Work to be completed: Reproduce the material below, putting "band-marker" wherever "band-point" appears and keeping everything else as it is.

Data for this exercise:
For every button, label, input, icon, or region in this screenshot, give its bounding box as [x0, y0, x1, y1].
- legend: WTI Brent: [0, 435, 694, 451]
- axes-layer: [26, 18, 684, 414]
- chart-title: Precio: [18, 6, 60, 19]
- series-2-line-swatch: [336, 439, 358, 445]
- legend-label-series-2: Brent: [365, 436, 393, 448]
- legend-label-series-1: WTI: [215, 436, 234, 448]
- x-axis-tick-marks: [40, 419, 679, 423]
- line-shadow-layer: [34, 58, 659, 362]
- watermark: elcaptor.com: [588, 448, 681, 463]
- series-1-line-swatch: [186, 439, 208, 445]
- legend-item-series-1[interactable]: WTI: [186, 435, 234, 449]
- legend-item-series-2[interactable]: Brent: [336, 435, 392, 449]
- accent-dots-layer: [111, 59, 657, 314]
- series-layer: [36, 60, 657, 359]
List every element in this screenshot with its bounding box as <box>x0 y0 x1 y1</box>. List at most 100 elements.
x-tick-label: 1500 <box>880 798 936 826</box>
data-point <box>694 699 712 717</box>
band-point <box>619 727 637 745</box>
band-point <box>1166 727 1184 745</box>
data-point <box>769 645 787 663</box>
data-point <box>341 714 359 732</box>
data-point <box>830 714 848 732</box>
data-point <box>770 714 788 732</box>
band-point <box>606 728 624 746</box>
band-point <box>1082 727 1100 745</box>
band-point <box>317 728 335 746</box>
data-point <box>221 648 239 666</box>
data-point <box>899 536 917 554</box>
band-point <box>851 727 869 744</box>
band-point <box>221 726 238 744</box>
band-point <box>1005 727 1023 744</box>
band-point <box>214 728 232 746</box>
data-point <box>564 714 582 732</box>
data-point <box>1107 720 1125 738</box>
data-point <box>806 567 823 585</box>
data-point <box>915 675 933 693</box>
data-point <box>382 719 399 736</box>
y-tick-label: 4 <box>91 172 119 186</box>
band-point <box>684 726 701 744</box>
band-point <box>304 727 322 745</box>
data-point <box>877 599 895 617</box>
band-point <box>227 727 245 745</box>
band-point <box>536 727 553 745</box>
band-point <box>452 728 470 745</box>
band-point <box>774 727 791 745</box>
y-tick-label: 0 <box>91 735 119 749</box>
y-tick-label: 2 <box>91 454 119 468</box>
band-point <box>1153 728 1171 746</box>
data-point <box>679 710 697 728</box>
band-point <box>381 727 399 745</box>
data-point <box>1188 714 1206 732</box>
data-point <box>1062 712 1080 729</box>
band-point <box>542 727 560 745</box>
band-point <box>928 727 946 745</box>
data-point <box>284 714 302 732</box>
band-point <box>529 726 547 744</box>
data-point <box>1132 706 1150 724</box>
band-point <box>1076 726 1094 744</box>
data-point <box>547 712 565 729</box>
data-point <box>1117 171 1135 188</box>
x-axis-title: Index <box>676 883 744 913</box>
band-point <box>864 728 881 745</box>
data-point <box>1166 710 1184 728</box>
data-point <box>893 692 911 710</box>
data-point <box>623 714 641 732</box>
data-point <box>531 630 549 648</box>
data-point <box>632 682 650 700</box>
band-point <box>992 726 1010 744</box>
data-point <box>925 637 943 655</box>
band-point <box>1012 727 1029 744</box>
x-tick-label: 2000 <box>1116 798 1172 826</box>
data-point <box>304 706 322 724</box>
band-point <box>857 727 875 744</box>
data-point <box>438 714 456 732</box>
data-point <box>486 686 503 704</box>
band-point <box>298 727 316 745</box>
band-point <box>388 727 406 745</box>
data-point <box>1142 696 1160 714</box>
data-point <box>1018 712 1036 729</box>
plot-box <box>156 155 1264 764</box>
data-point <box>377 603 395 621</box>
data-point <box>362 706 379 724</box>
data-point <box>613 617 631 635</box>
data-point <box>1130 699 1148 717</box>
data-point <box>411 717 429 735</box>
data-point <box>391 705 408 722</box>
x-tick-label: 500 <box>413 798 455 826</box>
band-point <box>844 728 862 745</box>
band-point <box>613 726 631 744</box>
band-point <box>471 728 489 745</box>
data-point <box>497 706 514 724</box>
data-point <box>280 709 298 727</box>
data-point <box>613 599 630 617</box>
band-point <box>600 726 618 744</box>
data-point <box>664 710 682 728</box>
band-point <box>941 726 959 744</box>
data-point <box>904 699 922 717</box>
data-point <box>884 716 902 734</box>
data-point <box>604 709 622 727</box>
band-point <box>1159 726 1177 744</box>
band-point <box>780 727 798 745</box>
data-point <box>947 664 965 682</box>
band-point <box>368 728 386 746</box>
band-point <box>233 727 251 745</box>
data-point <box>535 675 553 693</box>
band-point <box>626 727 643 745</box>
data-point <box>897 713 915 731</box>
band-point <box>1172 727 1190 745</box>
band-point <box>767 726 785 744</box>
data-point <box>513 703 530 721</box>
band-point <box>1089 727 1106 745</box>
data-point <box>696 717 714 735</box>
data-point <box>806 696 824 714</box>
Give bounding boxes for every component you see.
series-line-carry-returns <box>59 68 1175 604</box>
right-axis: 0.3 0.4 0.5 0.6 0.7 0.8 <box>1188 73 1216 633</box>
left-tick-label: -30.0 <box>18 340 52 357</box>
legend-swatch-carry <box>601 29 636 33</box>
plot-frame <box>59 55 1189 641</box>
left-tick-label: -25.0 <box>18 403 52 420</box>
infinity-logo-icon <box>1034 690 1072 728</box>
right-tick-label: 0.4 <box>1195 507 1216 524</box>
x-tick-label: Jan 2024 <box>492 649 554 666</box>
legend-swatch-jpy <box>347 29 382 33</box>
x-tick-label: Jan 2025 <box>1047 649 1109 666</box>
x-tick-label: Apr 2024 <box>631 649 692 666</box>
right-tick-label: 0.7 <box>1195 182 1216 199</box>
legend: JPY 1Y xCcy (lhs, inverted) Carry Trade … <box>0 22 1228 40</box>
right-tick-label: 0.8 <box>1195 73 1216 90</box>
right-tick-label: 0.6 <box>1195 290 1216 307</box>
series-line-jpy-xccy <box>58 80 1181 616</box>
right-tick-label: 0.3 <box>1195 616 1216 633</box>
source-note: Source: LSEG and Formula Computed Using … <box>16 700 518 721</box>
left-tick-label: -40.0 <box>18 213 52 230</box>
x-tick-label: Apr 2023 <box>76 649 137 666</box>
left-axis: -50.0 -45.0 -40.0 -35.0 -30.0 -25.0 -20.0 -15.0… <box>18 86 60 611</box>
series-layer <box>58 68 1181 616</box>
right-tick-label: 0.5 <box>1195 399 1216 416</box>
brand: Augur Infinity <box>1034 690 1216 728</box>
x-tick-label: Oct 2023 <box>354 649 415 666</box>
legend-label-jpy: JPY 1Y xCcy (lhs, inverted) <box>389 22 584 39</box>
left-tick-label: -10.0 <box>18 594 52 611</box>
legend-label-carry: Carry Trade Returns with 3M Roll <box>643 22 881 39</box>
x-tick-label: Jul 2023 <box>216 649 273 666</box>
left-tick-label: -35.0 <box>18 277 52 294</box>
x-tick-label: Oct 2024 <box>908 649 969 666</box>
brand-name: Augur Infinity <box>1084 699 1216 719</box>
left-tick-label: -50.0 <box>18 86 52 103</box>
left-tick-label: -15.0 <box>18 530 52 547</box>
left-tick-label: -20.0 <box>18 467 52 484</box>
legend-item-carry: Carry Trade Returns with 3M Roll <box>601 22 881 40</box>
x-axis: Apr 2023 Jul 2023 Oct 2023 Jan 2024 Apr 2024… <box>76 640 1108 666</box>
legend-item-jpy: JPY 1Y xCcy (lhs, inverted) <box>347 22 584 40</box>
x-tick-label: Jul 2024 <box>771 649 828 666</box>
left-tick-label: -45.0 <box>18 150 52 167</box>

Response below:
For every button, label, input, icon, or region in this screenshot, give its bounding box as [x0, y0, x1, y1].
- legend: WTI Brent: [0, 435, 694, 451]
- axes-layer: [26, 18, 684, 414]
- chart-title: Precio: [18, 6, 60, 19]
- series-2-line-swatch: [336, 439, 358, 445]
- legend-label-series-2: Brent: [365, 436, 393, 448]
- legend-label-series-1: WTI: [215, 436, 234, 448]
- x-axis-tick-marks: [40, 419, 679, 423]
- line-shadow-layer: [34, 58, 659, 362]
- watermark: elcaptor.com: [588, 448, 681, 463]
- series-1-line-swatch: [186, 439, 208, 445]
- legend-item-series-1[interactable]: WTI: [186, 435, 234, 449]
- legend-item-series-2[interactable]: Brent: [336, 435, 392, 449]
- accent-dots-layer: [111, 59, 657, 314]
- series-layer: [36, 60, 657, 359]
List every element in this screenshot with its bounding box as <box>x0 y0 x1 y1</box>. List at most 100 elements.
x-tick-label: 1500 <box>880 798 936 826</box>
data-point <box>694 699 712 717</box>
band-marker <box>619 727 637 745</box>
band-marker <box>1166 727 1184 745</box>
data-point <box>769 645 787 663</box>
data-point <box>341 714 359 732</box>
data-point <box>830 714 848 732</box>
data-point <box>770 714 788 732</box>
band-marker <box>606 728 624 746</box>
band-marker <box>1082 727 1100 745</box>
band-marker <box>317 728 335 746</box>
data-point <box>221 648 239 666</box>
data-point <box>899 536 917 554</box>
band-marker <box>851 727 869 744</box>
band-marker <box>221 726 238 744</box>
band-marker <box>1005 727 1023 744</box>
band-marker <box>214 728 232 746</box>
data-point <box>564 714 582 732</box>
data-point <box>1107 720 1125 738</box>
data-point <box>806 567 823 585</box>
data-point <box>915 675 933 693</box>
data-point <box>382 719 399 736</box>
y-tick-label: 4 <box>91 172 119 186</box>
band-marker <box>684 726 701 744</box>
band-marker <box>304 727 322 745</box>
data-point <box>877 599 895 617</box>
band-marker <box>227 727 245 745</box>
band-marker <box>536 727 553 745</box>
band-marker <box>452 728 470 745</box>
band-marker <box>774 727 791 745</box>
y-tick-label: 0 <box>91 735 119 749</box>
y-tick-label: 2 <box>91 454 119 468</box>
band-marker <box>1153 728 1171 746</box>
data-point <box>679 710 697 728</box>
band-marker <box>381 727 399 745</box>
data-point <box>1188 714 1206 732</box>
data-point <box>1062 712 1080 729</box>
band-marker <box>542 727 560 745</box>
band-marker <box>928 727 946 745</box>
data-point <box>284 714 302 732</box>
band-marker <box>529 726 547 744</box>
data-point <box>1132 706 1150 724</box>
band-marker <box>1076 726 1094 744</box>
data-point <box>547 712 565 729</box>
data-point <box>1117 171 1135 188</box>
x-axis-title: Index <box>676 883 744 913</box>
band-marker <box>864 728 881 745</box>
data-point <box>1166 710 1184 728</box>
data-point <box>893 692 911 710</box>
data-point <box>623 714 641 732</box>
data-point <box>531 630 549 648</box>
data-point <box>632 682 650 700</box>
band-marker <box>992 726 1010 744</box>
data-point <box>925 637 943 655</box>
band-marker <box>1012 727 1029 744</box>
x-tick-label: 2000 <box>1116 798 1172 826</box>
data-point <box>304 706 322 724</box>
band-marker <box>857 727 875 744</box>
data-point <box>438 714 456 732</box>
data-point <box>486 686 503 704</box>
band-marker <box>298 727 316 745</box>
band-marker <box>388 727 406 745</box>
data-point <box>1142 696 1160 714</box>
data-point <box>1018 712 1036 729</box>
plot-box <box>156 155 1264 764</box>
data-point <box>377 603 395 621</box>
data-point <box>362 706 379 724</box>
data-point <box>613 617 631 635</box>
data-point <box>1130 699 1148 717</box>
data-point <box>411 717 429 735</box>
data-point <box>391 705 408 722</box>
x-tick-label: 500 <box>413 798 455 826</box>
band-marker <box>844 728 862 745</box>
band-marker <box>613 726 631 744</box>
band-marker <box>471 728 489 745</box>
data-point <box>497 706 514 724</box>
data-point <box>280 709 298 727</box>
data-point <box>613 599 630 617</box>
band-marker <box>600 726 618 744</box>
data-point <box>664 710 682 728</box>
band-marker <box>941 726 959 744</box>
data-point <box>904 699 922 717</box>
data-point <box>884 716 902 734</box>
data-point <box>604 709 622 727</box>
band-marker <box>1159 726 1177 744</box>
band-marker <box>780 727 798 745</box>
data-point <box>947 664 965 682</box>
band-marker <box>368 728 386 746</box>
band-marker <box>233 727 251 745</box>
data-point <box>535 675 553 693</box>
band-marker <box>626 727 643 745</box>
data-point <box>897 713 915 731</box>
band-marker <box>1172 727 1190 745</box>
band-marker <box>767 726 785 744</box>
data-point <box>513 703 530 721</box>
band-marker <box>1089 727 1106 745</box>
data-point <box>696 717 714 735</box>
data-point <box>806 696 824 714</box>
Give bounding boxes for every component you see.
series-line-carry-returns <box>59 68 1175 604</box>
right-axis: 0.3 0.4 0.5 0.6 0.7 0.8 <box>1188 73 1216 633</box>
left-tick-label: -30.0 <box>18 340 52 357</box>
legend-swatch-carry <box>601 29 636 33</box>
plot-frame <box>59 55 1189 641</box>
left-tick-label: -25.0 <box>18 403 52 420</box>
infinity-logo-icon <box>1034 690 1072 728</box>
right-tick-label: 0.4 <box>1195 507 1216 524</box>
x-tick-label: Jan 2024 <box>492 649 554 666</box>
legend-swatch-jpy <box>347 29 382 33</box>
x-tick-label: Jan 2025 <box>1047 649 1109 666</box>
x-tick-label: Apr 2024 <box>631 649 692 666</box>
right-tick-label: 0.7 <box>1195 182 1216 199</box>
legend: JPY 1Y xCcy (lhs, inverted) Carry Trade … <box>0 22 1228 40</box>
right-tick-label: 0.8 <box>1195 73 1216 90</box>
right-tick-label: 0.6 <box>1195 290 1216 307</box>
series-line-jpy-xccy <box>58 80 1181 616</box>
right-tick-label: 0.3 <box>1195 616 1216 633</box>
source-note: Source: LSEG and Formula Computed Using … <box>16 700 518 721</box>
left-tick-label: -40.0 <box>18 213 52 230</box>
x-tick-label: Apr 2023 <box>76 649 137 666</box>
left-axis: -50.0 -45.0 -40.0 -35.0 -30.0 -25.0 -20.0 -15.0… <box>18 86 60 611</box>
series-layer <box>58 68 1181 616</box>
right-tick-label: 0.5 <box>1195 399 1216 416</box>
brand: Augur Infinity <box>1034 690 1216 728</box>
x-tick-label: Oct 2023 <box>354 649 415 666</box>
legend-label-jpy: JPY 1Y xCcy (lhs, inverted) <box>389 22 584 39</box>
left-tick-label: -10.0 <box>18 594 52 611</box>
legend-label-carry: Carry Trade Returns with 3M Roll <box>643 22 881 39</box>
x-tick-label: Jul 2023 <box>216 649 273 666</box>
left-tick-label: -35.0 <box>18 277 52 294</box>
x-tick-label: Oct 2024 <box>908 649 969 666</box>
brand-name: Augur Infinity <box>1084 699 1216 719</box>
left-tick-label: -50.0 <box>18 86 52 103</box>
left-tick-label: -15.0 <box>18 530 52 547</box>
left-tick-label: -20.0 <box>18 467 52 484</box>
legend-item-carry: Carry Trade Returns with 3M Roll <box>601 22 881 40</box>
x-axis: Apr 2023 Jul 2023 Oct 2023 Jan 2024 Apr 2024… <box>76 640 1108 666</box>
legend-item-jpy: JPY 1Y xCcy (lhs, inverted) <box>347 22 584 40</box>
x-tick-label: Jul 2024 <box>771 649 828 666</box>
left-tick-label: -45.0 <box>18 150 52 167</box>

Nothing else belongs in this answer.